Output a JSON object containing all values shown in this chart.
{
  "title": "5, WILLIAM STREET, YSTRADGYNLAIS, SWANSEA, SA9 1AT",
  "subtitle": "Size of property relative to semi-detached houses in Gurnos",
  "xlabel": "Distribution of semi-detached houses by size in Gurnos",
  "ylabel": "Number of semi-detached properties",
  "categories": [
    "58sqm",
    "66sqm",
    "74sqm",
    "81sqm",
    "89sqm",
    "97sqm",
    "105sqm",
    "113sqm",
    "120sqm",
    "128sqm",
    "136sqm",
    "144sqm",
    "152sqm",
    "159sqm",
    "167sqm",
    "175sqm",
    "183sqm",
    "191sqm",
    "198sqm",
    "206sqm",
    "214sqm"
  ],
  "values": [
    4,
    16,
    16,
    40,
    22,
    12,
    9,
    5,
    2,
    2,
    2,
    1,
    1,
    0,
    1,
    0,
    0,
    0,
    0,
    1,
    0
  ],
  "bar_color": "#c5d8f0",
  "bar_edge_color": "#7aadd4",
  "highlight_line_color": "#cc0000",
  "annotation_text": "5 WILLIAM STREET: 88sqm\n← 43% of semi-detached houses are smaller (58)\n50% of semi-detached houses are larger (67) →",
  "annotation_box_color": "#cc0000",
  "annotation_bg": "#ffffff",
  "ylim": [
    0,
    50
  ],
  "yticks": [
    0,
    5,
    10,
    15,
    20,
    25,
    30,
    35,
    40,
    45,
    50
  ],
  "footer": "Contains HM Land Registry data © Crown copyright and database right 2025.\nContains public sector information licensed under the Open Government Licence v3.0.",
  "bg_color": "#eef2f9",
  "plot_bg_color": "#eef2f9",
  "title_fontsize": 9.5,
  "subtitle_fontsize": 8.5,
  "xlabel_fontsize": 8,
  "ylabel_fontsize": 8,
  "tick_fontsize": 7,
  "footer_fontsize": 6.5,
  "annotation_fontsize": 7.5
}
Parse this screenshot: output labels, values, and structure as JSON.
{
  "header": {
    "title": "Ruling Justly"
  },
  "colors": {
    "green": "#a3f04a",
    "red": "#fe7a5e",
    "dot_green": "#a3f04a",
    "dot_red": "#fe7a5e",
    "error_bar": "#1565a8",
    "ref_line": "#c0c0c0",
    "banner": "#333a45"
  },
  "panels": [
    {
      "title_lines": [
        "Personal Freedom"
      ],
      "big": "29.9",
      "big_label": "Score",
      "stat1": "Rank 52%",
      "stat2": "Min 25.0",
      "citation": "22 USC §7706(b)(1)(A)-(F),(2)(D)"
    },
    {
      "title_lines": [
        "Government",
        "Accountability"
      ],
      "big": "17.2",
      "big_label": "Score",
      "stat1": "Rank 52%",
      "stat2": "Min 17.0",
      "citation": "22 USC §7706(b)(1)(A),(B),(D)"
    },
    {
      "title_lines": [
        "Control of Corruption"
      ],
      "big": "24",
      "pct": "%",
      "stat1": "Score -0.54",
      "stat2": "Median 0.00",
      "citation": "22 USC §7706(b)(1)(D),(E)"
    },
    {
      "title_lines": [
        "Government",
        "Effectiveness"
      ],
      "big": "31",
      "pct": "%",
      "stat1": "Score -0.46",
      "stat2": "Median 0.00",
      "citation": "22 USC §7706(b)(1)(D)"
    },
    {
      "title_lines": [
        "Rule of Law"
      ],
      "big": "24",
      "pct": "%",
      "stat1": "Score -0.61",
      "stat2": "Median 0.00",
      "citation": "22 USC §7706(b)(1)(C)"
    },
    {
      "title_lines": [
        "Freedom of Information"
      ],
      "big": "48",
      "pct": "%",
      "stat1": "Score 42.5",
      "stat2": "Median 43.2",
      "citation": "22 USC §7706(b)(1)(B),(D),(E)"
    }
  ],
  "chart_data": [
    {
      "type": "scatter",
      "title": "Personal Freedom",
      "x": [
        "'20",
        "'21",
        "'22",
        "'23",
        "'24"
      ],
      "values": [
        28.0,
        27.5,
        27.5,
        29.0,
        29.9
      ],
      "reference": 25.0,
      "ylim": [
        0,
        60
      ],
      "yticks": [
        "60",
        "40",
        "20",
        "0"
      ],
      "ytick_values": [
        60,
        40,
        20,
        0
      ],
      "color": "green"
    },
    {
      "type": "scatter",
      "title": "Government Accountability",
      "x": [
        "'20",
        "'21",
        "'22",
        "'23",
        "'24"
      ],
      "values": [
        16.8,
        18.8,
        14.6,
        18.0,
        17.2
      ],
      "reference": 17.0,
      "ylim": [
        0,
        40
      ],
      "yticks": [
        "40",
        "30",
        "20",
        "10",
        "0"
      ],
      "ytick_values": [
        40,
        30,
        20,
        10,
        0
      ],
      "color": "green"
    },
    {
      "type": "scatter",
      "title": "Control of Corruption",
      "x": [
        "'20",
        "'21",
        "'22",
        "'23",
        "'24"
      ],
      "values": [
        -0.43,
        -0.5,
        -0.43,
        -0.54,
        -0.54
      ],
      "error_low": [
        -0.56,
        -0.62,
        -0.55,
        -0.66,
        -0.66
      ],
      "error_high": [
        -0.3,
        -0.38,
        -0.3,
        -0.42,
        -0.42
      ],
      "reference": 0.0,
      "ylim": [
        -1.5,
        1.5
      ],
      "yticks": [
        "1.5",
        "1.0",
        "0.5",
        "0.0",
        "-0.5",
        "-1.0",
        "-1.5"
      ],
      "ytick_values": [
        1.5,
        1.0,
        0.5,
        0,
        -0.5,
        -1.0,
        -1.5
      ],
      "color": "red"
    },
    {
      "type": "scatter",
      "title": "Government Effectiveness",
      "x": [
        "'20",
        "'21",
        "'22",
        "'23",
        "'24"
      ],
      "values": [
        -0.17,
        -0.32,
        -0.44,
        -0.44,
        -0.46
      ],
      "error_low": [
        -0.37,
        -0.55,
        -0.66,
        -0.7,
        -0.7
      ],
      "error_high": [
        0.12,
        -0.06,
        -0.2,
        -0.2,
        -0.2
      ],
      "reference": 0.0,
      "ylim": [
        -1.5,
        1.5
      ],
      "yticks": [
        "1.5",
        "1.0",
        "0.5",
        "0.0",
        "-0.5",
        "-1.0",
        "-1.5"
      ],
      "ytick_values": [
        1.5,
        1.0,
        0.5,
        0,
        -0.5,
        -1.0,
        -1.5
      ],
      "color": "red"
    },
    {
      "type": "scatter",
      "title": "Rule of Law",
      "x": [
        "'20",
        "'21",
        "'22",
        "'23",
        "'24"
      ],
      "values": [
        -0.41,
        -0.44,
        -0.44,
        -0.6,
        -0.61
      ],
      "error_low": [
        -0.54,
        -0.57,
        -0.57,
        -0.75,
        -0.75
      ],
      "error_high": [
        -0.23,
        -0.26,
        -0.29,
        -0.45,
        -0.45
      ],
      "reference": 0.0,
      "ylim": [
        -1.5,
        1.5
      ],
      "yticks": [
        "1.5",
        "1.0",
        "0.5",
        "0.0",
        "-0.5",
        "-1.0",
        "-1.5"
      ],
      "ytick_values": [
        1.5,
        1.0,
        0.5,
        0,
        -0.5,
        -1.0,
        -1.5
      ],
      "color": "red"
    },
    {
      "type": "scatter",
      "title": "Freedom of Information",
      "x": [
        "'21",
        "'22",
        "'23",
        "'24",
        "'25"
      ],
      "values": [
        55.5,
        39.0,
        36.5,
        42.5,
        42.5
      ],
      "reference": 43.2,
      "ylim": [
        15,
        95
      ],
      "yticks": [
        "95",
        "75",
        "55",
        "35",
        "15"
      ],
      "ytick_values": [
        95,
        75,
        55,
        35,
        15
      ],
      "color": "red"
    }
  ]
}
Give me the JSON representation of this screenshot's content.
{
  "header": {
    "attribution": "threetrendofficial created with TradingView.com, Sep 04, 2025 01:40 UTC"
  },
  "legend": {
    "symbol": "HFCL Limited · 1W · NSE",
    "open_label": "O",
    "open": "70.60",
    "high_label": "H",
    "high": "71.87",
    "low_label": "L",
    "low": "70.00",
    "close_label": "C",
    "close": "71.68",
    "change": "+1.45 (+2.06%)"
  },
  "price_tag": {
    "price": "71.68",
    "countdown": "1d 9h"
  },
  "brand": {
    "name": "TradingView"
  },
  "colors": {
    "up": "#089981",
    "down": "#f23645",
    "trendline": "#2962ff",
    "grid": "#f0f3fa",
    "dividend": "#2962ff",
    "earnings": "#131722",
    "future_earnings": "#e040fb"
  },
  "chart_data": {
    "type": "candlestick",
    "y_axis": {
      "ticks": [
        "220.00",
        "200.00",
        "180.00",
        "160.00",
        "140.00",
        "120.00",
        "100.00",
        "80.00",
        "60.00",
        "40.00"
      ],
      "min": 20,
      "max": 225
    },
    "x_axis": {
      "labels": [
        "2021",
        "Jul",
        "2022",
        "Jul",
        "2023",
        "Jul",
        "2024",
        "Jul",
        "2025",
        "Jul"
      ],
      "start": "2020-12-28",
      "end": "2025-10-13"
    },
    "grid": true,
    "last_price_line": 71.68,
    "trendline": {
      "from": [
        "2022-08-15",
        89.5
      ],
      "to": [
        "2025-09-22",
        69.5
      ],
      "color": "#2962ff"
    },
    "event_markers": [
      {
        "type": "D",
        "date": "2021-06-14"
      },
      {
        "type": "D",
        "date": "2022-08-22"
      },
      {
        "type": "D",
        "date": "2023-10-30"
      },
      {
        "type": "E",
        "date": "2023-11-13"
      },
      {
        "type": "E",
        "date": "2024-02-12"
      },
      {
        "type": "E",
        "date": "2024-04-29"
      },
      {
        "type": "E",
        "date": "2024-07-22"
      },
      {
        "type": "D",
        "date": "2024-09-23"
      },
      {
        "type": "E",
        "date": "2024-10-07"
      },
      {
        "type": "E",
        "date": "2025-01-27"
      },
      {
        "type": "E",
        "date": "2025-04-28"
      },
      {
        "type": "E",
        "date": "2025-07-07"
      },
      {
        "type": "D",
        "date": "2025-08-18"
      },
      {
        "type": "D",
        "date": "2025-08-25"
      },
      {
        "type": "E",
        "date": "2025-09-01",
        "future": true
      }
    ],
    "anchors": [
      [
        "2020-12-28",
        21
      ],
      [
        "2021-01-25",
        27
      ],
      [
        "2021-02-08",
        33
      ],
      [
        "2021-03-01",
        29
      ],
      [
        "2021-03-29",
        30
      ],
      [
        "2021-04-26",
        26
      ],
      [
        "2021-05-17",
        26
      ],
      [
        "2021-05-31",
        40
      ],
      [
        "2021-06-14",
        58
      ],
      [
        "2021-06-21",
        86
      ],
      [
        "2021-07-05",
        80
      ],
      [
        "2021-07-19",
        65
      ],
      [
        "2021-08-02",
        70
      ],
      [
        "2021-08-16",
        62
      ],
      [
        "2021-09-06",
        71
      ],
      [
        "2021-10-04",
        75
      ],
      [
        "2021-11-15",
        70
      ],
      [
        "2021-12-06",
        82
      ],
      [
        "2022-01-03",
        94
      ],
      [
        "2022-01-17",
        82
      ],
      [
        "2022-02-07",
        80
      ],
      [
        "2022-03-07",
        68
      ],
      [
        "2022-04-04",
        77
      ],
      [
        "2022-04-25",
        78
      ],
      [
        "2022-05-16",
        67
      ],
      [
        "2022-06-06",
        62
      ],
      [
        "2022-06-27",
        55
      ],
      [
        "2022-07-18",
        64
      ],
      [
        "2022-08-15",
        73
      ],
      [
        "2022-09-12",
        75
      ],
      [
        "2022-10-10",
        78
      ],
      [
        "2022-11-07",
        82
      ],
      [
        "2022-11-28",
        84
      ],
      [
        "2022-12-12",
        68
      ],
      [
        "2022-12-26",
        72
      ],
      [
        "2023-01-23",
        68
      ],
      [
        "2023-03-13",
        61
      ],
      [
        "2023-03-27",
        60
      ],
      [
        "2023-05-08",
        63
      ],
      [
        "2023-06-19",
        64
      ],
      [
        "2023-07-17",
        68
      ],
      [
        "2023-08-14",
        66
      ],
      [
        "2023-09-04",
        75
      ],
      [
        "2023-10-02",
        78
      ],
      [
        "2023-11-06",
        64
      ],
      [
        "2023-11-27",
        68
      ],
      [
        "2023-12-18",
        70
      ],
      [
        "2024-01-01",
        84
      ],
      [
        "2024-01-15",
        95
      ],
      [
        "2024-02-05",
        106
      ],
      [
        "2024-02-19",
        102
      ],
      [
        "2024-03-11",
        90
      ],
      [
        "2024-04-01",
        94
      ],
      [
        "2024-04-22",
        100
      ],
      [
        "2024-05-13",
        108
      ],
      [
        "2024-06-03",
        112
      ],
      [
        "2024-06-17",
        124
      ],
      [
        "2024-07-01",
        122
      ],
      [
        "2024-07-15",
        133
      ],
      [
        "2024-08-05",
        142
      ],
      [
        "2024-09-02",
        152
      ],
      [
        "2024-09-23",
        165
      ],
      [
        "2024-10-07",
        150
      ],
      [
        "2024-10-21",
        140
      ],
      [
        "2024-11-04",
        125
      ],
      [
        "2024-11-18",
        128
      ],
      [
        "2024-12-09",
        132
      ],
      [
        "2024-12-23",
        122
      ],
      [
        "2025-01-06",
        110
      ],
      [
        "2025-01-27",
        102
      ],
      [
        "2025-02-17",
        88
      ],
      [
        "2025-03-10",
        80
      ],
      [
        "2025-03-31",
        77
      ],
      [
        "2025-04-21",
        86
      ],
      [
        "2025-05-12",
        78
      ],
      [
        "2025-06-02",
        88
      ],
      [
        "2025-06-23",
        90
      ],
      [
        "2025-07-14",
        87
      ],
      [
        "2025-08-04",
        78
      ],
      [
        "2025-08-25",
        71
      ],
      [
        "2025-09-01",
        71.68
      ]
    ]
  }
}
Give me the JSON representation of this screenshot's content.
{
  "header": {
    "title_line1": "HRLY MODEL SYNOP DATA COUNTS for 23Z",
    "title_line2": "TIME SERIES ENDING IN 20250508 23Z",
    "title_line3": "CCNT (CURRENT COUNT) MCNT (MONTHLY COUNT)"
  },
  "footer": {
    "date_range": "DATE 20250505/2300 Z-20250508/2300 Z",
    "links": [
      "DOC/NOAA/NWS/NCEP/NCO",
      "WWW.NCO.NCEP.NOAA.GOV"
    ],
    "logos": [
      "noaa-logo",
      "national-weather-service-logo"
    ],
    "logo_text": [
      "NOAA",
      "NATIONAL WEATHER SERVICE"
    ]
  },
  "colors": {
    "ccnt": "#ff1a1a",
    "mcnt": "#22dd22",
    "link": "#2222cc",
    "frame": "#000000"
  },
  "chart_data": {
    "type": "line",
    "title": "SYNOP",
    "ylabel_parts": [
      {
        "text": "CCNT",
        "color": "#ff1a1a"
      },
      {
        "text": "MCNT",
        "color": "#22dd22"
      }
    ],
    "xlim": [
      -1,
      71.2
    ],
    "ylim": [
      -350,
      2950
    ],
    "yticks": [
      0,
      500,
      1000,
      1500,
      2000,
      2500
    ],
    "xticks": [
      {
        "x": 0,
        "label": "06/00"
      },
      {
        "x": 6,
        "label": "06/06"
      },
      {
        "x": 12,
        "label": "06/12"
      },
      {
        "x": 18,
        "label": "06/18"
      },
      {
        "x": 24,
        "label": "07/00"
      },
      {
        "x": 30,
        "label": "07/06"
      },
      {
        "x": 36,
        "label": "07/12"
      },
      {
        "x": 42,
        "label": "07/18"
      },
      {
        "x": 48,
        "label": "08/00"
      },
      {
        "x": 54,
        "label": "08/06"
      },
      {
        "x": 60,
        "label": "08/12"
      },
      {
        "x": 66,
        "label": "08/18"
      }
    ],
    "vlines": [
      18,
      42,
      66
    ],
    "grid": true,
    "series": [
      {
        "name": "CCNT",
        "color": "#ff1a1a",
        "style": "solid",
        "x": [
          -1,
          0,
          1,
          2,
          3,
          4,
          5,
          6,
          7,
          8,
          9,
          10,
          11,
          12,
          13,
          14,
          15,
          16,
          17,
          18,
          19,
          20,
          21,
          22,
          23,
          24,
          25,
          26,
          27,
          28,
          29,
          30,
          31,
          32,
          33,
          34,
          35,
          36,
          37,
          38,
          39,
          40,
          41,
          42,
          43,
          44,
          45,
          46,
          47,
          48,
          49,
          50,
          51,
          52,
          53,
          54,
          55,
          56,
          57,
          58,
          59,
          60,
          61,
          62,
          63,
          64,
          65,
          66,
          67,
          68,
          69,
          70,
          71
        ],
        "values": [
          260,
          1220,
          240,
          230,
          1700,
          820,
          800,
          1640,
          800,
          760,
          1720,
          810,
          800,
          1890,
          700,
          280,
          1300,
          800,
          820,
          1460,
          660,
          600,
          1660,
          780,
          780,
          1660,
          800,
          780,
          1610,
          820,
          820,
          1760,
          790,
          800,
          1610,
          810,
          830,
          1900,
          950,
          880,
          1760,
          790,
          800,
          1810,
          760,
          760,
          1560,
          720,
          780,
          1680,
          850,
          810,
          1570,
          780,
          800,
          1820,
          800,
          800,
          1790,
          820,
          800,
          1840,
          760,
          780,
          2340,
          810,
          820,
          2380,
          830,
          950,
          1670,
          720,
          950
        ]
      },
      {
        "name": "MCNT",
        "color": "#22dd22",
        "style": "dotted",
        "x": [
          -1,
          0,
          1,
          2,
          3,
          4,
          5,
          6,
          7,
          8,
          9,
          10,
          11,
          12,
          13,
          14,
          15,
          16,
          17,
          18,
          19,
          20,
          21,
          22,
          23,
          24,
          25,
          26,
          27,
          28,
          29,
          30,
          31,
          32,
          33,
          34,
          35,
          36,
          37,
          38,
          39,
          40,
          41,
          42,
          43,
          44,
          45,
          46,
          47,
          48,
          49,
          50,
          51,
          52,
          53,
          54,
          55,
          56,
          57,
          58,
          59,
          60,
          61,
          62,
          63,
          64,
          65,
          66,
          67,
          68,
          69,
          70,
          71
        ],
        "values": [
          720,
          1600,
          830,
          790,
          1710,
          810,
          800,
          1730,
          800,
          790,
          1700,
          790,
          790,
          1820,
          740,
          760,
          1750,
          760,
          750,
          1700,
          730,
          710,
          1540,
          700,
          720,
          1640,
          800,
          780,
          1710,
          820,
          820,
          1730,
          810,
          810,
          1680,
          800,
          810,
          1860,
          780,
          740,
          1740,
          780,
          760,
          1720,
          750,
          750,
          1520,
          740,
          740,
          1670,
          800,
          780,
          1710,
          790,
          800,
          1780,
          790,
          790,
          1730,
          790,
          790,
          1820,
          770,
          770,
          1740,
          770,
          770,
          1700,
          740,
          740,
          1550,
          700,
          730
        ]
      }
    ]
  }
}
————
[Written task]
Go through the material and copy out every line with "this" in it.

[Correct response]
Output a JSON object containing all values shown in this chart.
Parse this screenshot: output labels, values, and structure as JSON.
Give me the JSON representation of this screenshot's content.
Give me the JSON representation of this screenshot's content.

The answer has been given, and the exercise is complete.